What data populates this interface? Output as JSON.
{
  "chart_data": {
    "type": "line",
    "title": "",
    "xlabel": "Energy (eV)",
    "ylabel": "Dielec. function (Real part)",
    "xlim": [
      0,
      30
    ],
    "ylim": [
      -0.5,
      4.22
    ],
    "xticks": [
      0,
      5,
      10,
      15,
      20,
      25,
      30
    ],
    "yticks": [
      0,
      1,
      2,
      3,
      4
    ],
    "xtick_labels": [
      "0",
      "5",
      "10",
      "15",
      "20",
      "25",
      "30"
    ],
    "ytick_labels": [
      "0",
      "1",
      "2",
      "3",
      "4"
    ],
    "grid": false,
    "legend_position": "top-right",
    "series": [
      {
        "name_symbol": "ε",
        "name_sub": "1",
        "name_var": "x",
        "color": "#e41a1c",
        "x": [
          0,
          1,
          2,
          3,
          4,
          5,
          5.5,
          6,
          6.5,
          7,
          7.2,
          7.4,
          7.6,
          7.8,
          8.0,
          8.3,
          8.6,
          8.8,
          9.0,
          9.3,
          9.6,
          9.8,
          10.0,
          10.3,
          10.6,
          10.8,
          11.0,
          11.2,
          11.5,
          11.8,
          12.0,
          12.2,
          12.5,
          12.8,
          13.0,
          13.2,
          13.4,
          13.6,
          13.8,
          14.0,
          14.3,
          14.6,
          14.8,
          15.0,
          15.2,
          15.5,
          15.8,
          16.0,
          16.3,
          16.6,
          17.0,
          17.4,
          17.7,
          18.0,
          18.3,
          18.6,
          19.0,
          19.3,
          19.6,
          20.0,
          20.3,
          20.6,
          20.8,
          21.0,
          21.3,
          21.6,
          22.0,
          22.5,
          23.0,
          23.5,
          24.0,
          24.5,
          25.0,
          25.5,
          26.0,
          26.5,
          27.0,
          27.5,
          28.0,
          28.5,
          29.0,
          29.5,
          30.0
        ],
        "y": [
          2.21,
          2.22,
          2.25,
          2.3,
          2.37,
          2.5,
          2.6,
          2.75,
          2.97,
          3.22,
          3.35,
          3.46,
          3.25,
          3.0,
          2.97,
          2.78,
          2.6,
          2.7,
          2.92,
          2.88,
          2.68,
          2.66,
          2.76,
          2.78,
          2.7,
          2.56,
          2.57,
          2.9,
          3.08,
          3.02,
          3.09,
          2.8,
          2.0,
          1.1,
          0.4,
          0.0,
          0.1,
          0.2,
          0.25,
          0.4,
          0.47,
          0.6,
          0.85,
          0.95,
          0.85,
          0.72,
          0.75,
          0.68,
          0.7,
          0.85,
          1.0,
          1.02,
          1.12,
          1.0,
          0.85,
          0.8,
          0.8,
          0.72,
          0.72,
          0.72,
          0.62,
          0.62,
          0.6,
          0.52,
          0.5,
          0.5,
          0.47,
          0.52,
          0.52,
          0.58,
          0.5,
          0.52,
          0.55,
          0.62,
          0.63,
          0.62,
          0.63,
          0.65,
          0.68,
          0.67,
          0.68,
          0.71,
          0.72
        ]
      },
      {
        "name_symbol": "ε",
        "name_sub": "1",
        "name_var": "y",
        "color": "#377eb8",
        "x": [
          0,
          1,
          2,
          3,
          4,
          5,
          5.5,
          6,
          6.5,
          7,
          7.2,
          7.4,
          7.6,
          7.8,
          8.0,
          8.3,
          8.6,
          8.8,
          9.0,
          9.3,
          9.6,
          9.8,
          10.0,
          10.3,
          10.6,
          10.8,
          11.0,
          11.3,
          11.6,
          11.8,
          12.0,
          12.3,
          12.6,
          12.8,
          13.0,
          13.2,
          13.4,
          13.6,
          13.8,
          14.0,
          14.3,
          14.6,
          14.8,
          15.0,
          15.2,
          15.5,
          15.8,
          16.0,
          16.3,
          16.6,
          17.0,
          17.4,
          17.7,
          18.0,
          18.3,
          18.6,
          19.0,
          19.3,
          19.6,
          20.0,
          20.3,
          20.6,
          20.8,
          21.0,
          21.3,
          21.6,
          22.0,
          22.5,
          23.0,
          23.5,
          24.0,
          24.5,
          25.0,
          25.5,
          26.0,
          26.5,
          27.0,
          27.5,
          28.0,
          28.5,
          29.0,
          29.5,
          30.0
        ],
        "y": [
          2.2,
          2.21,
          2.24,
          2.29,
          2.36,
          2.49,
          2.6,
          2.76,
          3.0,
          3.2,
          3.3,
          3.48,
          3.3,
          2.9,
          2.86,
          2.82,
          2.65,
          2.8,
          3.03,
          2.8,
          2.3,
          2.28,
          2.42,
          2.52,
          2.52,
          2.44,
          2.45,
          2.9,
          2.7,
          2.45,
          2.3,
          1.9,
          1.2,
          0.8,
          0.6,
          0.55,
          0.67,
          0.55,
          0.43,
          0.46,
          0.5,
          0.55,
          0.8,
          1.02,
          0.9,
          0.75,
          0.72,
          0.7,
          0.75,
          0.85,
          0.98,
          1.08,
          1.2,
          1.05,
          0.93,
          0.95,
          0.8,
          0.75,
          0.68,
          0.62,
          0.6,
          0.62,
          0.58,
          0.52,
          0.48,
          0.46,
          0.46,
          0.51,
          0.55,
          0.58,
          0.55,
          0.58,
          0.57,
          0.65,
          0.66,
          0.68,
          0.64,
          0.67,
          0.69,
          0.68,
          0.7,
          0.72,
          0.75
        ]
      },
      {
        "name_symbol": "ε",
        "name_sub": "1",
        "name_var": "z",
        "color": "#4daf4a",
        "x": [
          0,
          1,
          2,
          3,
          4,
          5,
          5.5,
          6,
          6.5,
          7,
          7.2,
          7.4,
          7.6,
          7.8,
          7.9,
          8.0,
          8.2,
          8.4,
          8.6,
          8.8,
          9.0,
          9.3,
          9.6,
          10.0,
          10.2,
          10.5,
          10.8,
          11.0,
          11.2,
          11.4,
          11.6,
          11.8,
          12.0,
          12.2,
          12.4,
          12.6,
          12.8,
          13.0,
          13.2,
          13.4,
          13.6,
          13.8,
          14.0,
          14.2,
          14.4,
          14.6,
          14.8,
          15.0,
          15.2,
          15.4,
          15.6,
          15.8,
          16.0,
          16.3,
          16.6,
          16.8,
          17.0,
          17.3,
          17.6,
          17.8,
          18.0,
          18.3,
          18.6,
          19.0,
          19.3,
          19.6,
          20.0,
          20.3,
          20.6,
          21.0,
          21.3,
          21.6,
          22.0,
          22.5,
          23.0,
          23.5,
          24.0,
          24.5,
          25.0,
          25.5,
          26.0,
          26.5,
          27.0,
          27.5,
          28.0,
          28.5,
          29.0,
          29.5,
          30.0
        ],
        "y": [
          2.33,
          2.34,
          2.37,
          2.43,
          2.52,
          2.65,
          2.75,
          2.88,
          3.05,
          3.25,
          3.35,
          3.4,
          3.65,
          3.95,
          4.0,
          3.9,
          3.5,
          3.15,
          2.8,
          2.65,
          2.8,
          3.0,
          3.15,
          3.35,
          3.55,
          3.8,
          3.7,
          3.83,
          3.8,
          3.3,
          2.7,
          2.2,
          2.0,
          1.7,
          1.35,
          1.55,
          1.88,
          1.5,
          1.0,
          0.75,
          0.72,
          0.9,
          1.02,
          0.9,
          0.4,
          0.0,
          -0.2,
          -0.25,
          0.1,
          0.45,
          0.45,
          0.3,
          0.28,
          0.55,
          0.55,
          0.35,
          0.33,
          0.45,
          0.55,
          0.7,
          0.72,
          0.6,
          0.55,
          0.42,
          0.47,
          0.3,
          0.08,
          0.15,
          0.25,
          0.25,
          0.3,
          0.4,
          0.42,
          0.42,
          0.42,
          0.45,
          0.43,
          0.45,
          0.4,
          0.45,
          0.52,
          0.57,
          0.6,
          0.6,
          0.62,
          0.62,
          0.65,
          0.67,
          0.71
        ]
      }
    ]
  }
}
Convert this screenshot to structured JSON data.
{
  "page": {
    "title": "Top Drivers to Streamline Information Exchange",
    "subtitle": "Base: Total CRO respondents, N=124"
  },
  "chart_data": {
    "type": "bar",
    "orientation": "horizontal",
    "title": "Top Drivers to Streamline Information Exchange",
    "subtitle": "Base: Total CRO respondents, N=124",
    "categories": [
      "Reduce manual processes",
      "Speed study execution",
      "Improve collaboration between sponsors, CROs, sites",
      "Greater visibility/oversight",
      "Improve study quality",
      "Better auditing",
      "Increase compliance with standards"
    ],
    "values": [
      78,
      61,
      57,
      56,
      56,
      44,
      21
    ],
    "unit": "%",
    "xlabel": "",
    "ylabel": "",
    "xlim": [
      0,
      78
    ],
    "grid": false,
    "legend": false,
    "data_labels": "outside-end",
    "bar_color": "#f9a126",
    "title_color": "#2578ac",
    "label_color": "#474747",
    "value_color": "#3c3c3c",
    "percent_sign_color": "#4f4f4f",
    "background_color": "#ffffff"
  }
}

→ What is needed:
All lines of the data above that include the word "JSON" must be shown.

→ Result for this exercise:
What data populates this interface? Output as JSON.
Convert this screenshot to structured JSON data.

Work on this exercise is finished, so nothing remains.